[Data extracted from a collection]
* START *

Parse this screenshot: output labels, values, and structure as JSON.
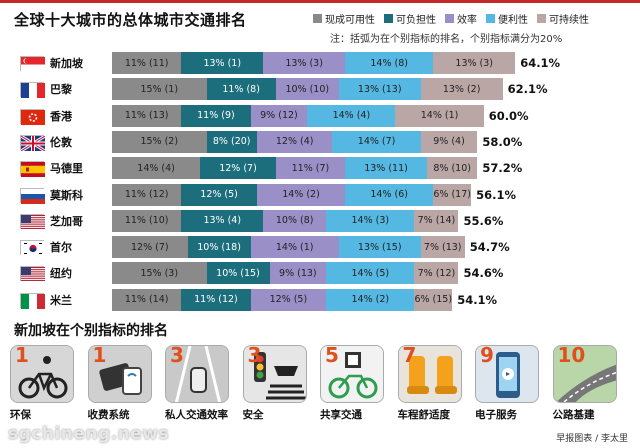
{
  "title": "全球十大城市的总体城市交通排名",
  "note": "注：括弧为在个别指标的排名，个别指标满分为20%",
  "colors": {
    "availability": "#8a8a8a",
    "affordability": "#1c6e7c",
    "efficiency": "#9b8fc7",
    "convenience": "#54b8e3",
    "sustainability": "#bba6a6"
  },
  "chart_data": {
    "type": "bar",
    "orientation": "horizontal",
    "stacked": true,
    "title": "全球十大城市的总体城市交通排名",
    "legend": [
      {
        "name": "现成可用性",
        "key": "availability"
      },
      {
        "name": "可负担性",
        "key": "affordability"
      },
      {
        "name": "效率",
        "key": "efficiency"
      },
      {
        "name": "便利性",
        "key": "convenience"
      },
      {
        "name": "可持续性",
        "key": "sustainability"
      }
    ],
    "categories": [
      "新加坡",
      "巴黎",
      "香港",
      "伦敦",
      "马德里",
      "莫斯科",
      "芝加哥",
      "首尔",
      "纽约",
      "米兰"
    ],
    "totals": [
      "64.1%",
      "62.1%",
      "60.0%",
      "58.0%",
      "57.2%",
      "56.1%",
      "55.6%",
      "54.7%",
      "54.6%",
      "54.1%"
    ],
    "series": [
      {
        "name": "现成可用性",
        "values": [
          11,
          15,
          11,
          15,
          14,
          11,
          11,
          12,
          15,
          11
        ],
        "labels": [
          "11% (11)",
          "15% (1)",
          "11% (13)",
          "15% (2)",
          "14% (4)",
          "11% (12)",
          "11% (10)",
          "12% (7)",
          "15% (3)",
          "11% (14)"
        ]
      },
      {
        "name": "可负担性",
        "values": [
          13,
          11,
          11,
          8,
          12,
          12,
          13,
          10,
          10,
          11
        ],
        "labels": [
          "13% (1)",
          "11% (8)",
          "11% (9)",
          "8% (20)",
          "12% (7)",
          "12% (5)",
          "13% (4)",
          "10% (18)",
          "10% (15)",
          "11% (12)"
        ]
      },
      {
        "name": "效率",
        "values": [
          13,
          10,
          9,
          12,
          11,
          14,
          10,
          14,
          9,
          12
        ],
        "labels": [
          "13% (3)",
          "10% (10)",
          "9% (12)",
          "12% (4)",
          "11% (7)",
          "14% (2)",
          "10% (8)",
          "14% (1)",
          "9% (13)",
          "12% (5)"
        ]
      },
      {
        "name": "便利性",
        "values": [
          14,
          13,
          14,
          14,
          13,
          14,
          14,
          13,
          14,
          14
        ],
        "labels": [
          "14% (8)",
          "13% (13)",
          "14% (4)",
          "14% (7)",
          "13% (11)",
          "14% (6)",
          "14% (3)",
          "13% (15)",
          "14% (5)",
          "14% (2)"
        ]
      },
      {
        "name": "可持续性",
        "values": [
          13,
          13,
          14,
          9,
          8,
          6,
          7,
          7,
          7,
          6
        ],
        "labels": [
          "13% (3)",
          "13% (2)",
          "14% (1)",
          "9% (4)",
          "8% (10)",
          "6% (17)",
          "7% (14)",
          "7% (13)",
          "7% (12)",
          "6% (15)"
        ]
      }
    ],
    "xlim": [
      0,
      100
    ]
  },
  "flags": [
    "sg",
    "fr",
    "hk",
    "gb",
    "es",
    "ru",
    "us",
    "kr",
    "us",
    "it"
  ],
  "subtitle": "新加坡在个别指标的排名",
  "indicators": [
    {
      "rank": "1",
      "label": "环保",
      "icon": "bicycle-icon"
    },
    {
      "rank": "1",
      "label": "收费系统",
      "icon": "card-payment-icon"
    },
    {
      "rank": "3",
      "label": "私人交通效率",
      "icon": "car-road-icon"
    },
    {
      "rank": "3",
      "label": "安全",
      "icon": "traffic-light-icon"
    },
    {
      "rank": "5",
      "label": "共享交通",
      "icon": "shared-bike-icon"
    },
    {
      "rank": "7",
      "label": "车程舒适度",
      "icon": "bus-seat-icon"
    },
    {
      "rank": "9",
      "label": "电子服务",
      "icon": "phone-app-icon"
    },
    {
      "rank": "10",
      "label": "公路基建",
      "icon": "highway-icon"
    }
  ],
  "credit": "早报图表 / 李太里",
  "watermark": "sgchineng.news"
}
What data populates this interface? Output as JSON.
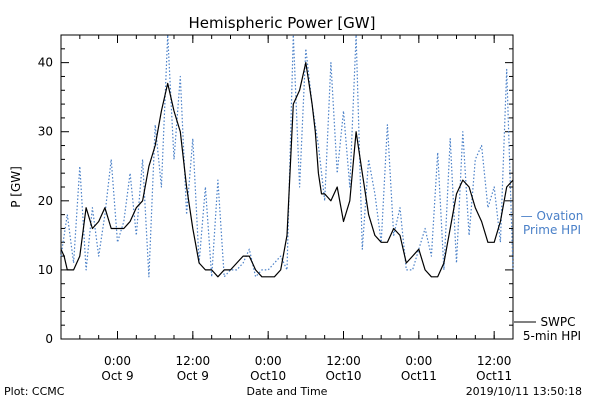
{
  "chart_data": {
    "type": "line",
    "title": "Hemispheric Power [GW]",
    "xlabel": "Date and Time",
    "ylabel": "P [GW]",
    "ylim": [
      0,
      44
    ],
    "yticks": [
      0,
      10,
      20,
      30,
      40
    ],
    "x_range": [
      "2019-10-08 15:00",
      "2019-10-11 15:00"
    ],
    "x_ticks": [
      {
        "t": "2019-10-09 00:00",
        "time": "0:00",
        "date": "Oct 9"
      },
      {
        "t": "2019-10-09 12:00",
        "time": "12:00",
        "date": "Oct 9"
      },
      {
        "t": "2019-10-10 00:00",
        "time": "0:00",
        "date": "Oct10"
      },
      {
        "t": "2019-10-10 12:00",
        "time": "12:00",
        "date": "Oct10"
      },
      {
        "t": "2019-10-11 00:00",
        "time": "0:00",
        "date": "Oct11"
      },
      {
        "t": "2019-10-11 12:00",
        "time": "12:00",
        "date": "Oct11"
      }
    ],
    "grid": false,
    "legend_position": "right",
    "series": [
      {
        "name": "SWPC 5-min HPI",
        "legend_lines": [
          "SWPC",
          "5-min HPI"
        ],
        "color": "#000000",
        "style": "solid",
        "x": [
          "2019-10-08 15:00",
          "2019-10-08 15:30",
          "2019-10-08 16:00",
          "2019-10-08 17:00",
          "2019-10-08 18:00",
          "2019-10-08 19:00",
          "2019-10-08 20:00",
          "2019-10-08 21:00",
          "2019-10-08 22:00",
          "2019-10-08 23:00",
          "2019-10-09 00:00",
          "2019-10-09 01:00",
          "2019-10-09 02:00",
          "2019-10-09 03:00",
          "2019-10-09 04:00",
          "2019-10-09 05:00",
          "2019-10-09 06:00",
          "2019-10-09 07:00",
          "2019-10-09 08:00",
          "2019-10-09 09:00",
          "2019-10-09 10:00",
          "2019-10-09 11:00",
          "2019-10-09 12:00",
          "2019-10-09 13:00",
          "2019-10-09 14:00",
          "2019-10-09 15:00",
          "2019-10-09 16:00",
          "2019-10-09 17:00",
          "2019-10-09 18:00",
          "2019-10-09 19:00",
          "2019-10-09 20:00",
          "2019-10-09 21:00",
          "2019-10-09 22:00",
          "2019-10-09 23:00",
          "2019-10-10 00:00",
          "2019-10-10 01:00",
          "2019-10-10 02:00",
          "2019-10-10 03:00",
          "2019-10-10 04:00",
          "2019-10-10 05:00",
          "2019-10-10 06:00",
          "2019-10-10 06:30",
          "2019-10-10 07:00",
          "2019-10-10 07:30",
          "2019-10-10 08:00",
          "2019-10-10 08:30",
          "2019-10-10 09:00",
          "2019-10-10 10:00",
          "2019-10-10 11:00",
          "2019-10-10 12:00",
          "2019-10-10 13:00",
          "2019-10-10 14:00",
          "2019-10-10 15:00",
          "2019-10-10 16:00",
          "2019-10-10 17:00",
          "2019-10-10 18:00",
          "2019-10-10 19:00",
          "2019-10-10 20:00",
          "2019-10-10 21:00",
          "2019-10-10 22:00",
          "2019-10-10 23:00",
          "2019-10-11 00:00",
          "2019-10-11 01:00",
          "2019-10-11 02:00",
          "2019-10-11 03:00",
          "2019-10-11 04:00",
          "2019-10-11 05:00",
          "2019-10-11 06:00",
          "2019-10-11 07:00",
          "2019-10-11 08:00",
          "2019-10-11 09:00",
          "2019-10-11 10:00",
          "2019-10-11 11:00",
          "2019-10-11 12:00",
          "2019-10-11 13:00",
          "2019-10-11 14:00",
          "2019-10-11 15:00"
        ],
        "y": [
          13,
          12,
          10,
          10,
          12,
          19,
          16,
          17,
          19,
          16,
          16,
          16,
          17,
          19,
          20,
          25,
          28,
          33,
          37,
          33,
          30,
          22,
          16,
          11,
          10,
          10,
          9,
          10,
          10,
          11,
          12,
          12,
          10,
          9,
          9,
          9,
          10,
          15,
          34,
          36,
          40,
          37,
          34,
          30,
          24,
          21,
          21,
          20,
          22,
          17,
          20,
          30,
          24,
          18,
          15,
          14,
          14,
          16,
          15,
          11,
          12,
          13,
          10,
          9,
          9,
          11,
          16,
          21,
          23,
          22,
          19,
          17,
          14,
          14,
          17,
          22,
          23
        ]
      },
      {
        "name": "Ovation Prime HPI",
        "legend_lines": [
          "— Ovation",
          "Prime HPI"
        ],
        "color": "#4a80c8",
        "style": "dotted",
        "x": [
          "2019-10-08 15:00",
          "2019-10-08 16:00",
          "2019-10-08 17:00",
          "2019-10-08 18:00",
          "2019-10-08 19:00",
          "2019-10-08 20:00",
          "2019-10-08 21:00",
          "2019-10-08 22:00",
          "2019-10-08 23:00",
          "2019-10-09 00:00",
          "2019-10-09 01:00",
          "2019-10-09 02:00",
          "2019-10-09 03:00",
          "2019-10-09 04:00",
          "2019-10-09 05:00",
          "2019-10-09 06:00",
          "2019-10-09 07:00",
          "2019-10-09 08:00",
          "2019-10-09 09:00",
          "2019-10-09 10:00",
          "2019-10-09 11:00",
          "2019-10-09 12:00",
          "2019-10-09 13:00",
          "2019-10-09 14:00",
          "2019-10-09 15:00",
          "2019-10-09 16:00",
          "2019-10-09 17:00",
          "2019-10-09 18:00",
          "2019-10-09 19:00",
          "2019-10-09 20:00",
          "2019-10-09 21:00",
          "2019-10-09 22:00",
          "2019-10-09 23:00",
          "2019-10-10 00:00",
          "2019-10-10 01:00",
          "2019-10-10 02:00",
          "2019-10-10 03:00",
          "2019-10-10 04:00",
          "2019-10-10 05:00",
          "2019-10-10 06:00",
          "2019-10-10 07:00",
          "2019-10-10 08:00",
          "2019-10-10 09:00",
          "2019-10-10 10:00",
          "2019-10-10 11:00",
          "2019-10-10 12:00",
          "2019-10-10 13:00",
          "2019-10-10 14:00",
          "2019-10-10 15:00",
          "2019-10-10 16:00",
          "2019-10-10 17:00",
          "2019-10-10 18:00",
          "2019-10-10 19:00",
          "2019-10-10 20:00",
          "2019-10-10 21:00",
          "2019-10-10 22:00",
          "2019-10-10 23:00",
          "2019-10-11 00:00",
          "2019-10-11 01:00",
          "2019-10-11 02:00",
          "2019-10-11 03:00",
          "2019-10-11 04:00",
          "2019-10-11 05:00",
          "2019-10-11 06:00",
          "2019-10-11 07:00",
          "2019-10-11 08:00",
          "2019-10-11 09:00",
          "2019-10-11 10:00",
          "2019-10-11 11:00",
          "2019-10-11 12:00",
          "2019-10-11 13:00",
          "2019-10-11 14:00",
          "2019-10-11 15:00"
        ],
        "y": [
          12,
          18,
          11,
          25,
          10,
          19,
          12,
          18,
          26,
          14,
          17,
          24,
          15,
          26,
          9,
          31,
          22,
          44,
          26,
          38,
          18,
          29,
          11,
          22,
          9,
          23,
          9,
          10,
          10,
          11,
          13,
          9,
          10,
          10,
          11,
          12,
          10,
          44,
          22,
          42,
          34,
          28,
          20,
          40,
          24,
          33,
          22,
          44,
          13,
          26,
          21,
          14,
          31,
          15,
          19,
          10,
          10,
          13,
          16,
          12,
          27,
          10,
          29,
          11,
          30,
          15,
          26,
          28,
          19,
          22,
          14,
          39,
          10
        ]
      }
    ]
  },
  "footer": {
    "left": "Plot: CCMC",
    "center": "Date and Time",
    "right": "2019/10/11  13:50:18"
  }
}
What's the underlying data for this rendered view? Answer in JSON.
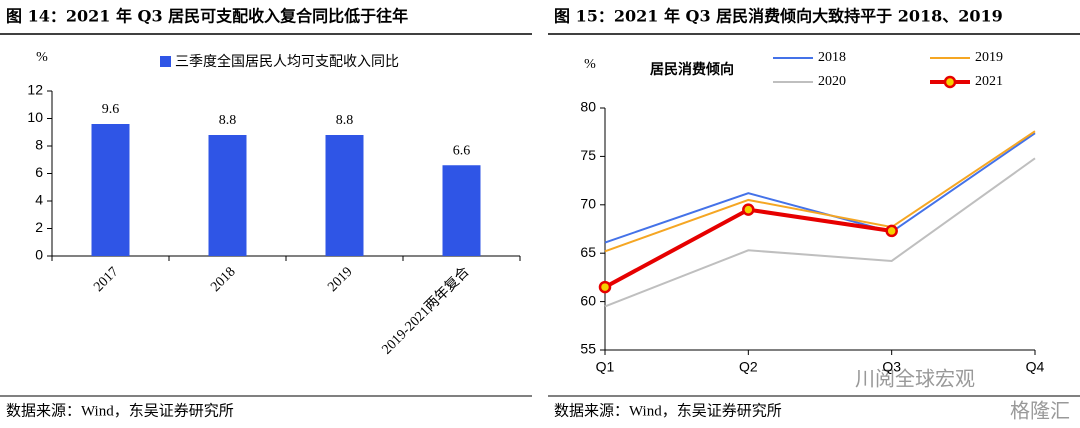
{
  "chart_data": [
    {
      "type": "bar",
      "title": "图 14：2021 年 Q3 居民可支配收入复合同比低于往年",
      "y_label": "%",
      "legend": "三季度全国居民人均可支配收入同比",
      "categories": [
        "2017",
        "2018",
        "2019",
        "2019-2021两年复合"
      ],
      "values": [
        9.6,
        8.8,
        8.8,
        6.6
      ],
      "color": "#2f55e6",
      "ylim": [
        0,
        12
      ],
      "yticks": [
        0,
        2,
        4,
        6,
        8,
        10,
        12
      ],
      "source": "数据来源：Wind，东吴证券研究所"
    },
    {
      "type": "line",
      "title": "图 15：2021 年 Q3 居民消费倾向大致持平于 2018、2019",
      "y_label": "%",
      "annotation": "居民消费倾向",
      "categories": [
        "Q1",
        "Q2",
        "Q3",
        "Q4"
      ],
      "series": [
        {
          "name": "2018",
          "color": "#4472e8",
          "values": [
            66.1,
            71.2,
            67.2,
            77.4
          ]
        },
        {
          "name": "2019",
          "color": "#f5a623",
          "values": [
            65.2,
            70.5,
            67.7,
            77.6
          ]
        },
        {
          "name": "2020",
          "color": "#bfbfbf",
          "values": [
            59.5,
            65.3,
            64.2,
            74.8
          ]
        },
        {
          "name": "2021",
          "color": "#e60000",
          "values": [
            61.5,
            69.5,
            67.3,
            null
          ],
          "markers": true
        }
      ],
      "ylim": [
        55,
        80
      ],
      "yticks": [
        55,
        60,
        65,
        70,
        75,
        80
      ],
      "source": "数据来源：Wind，东吴证券研究所"
    }
  ],
  "watermarks": [
    "川阅全球宏观",
    "格隆汇"
  ]
}
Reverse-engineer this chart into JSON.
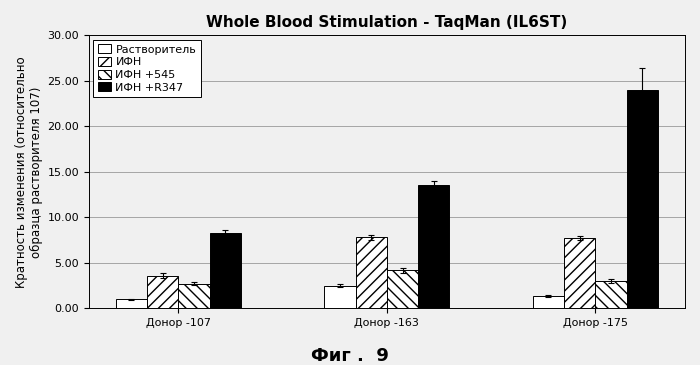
{
  "title": "Whole Blood Stimulation - TaqMan (IL6ST)",
  "xlabel_fig": "Фиг .  9",
  "ylabel_line1": "Кратность изменения (относительно",
  "ylabel_line2": "образца растворителя 107)",
  "categories": [
    "Донор -107",
    "Донор -163",
    "Донор -175"
  ],
  "legend_labels": [
    "Растворитель",
    "ИФН",
    "ИФН +545",
    "ИФН +R347"
  ],
  "values": [
    [
      1.0,
      2.5,
      1.4
    ],
    [
      3.6,
      7.8,
      7.7
    ],
    [
      2.7,
      4.2,
      3.0
    ],
    [
      8.3,
      13.5,
      24.0
    ]
  ],
  "errors": [
    [
      0.08,
      0.15,
      0.12
    ],
    [
      0.25,
      0.28,
      0.22
    ],
    [
      0.18,
      0.28,
      0.18
    ],
    [
      0.35,
      0.45,
      2.4
    ]
  ],
  "ylim": [
    0,
    30
  ],
  "yticks": [
    0.0,
    5.0,
    10.0,
    15.0,
    20.0,
    25.0,
    30.0
  ],
  "ytick_labels": [
    "0.00",
    "5.00",
    "10.00",
    "15.00",
    "20.00",
    "25.00",
    "30.00"
  ],
  "bar_width": 0.15,
  "background_color": "#f0f0f0",
  "grid_color": "#999999",
  "title_fontsize": 11,
  "axis_fontsize": 8.5,
  "tick_fontsize": 8,
  "legend_fontsize": 8,
  "fig_label_fontsize": 13
}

* END *

Select all lines with the word "What" from the entries above.

• **Output of the task**
What data populates this interface? Output as JSON.
What's the underlying data for this rendered view? Answer in JSON.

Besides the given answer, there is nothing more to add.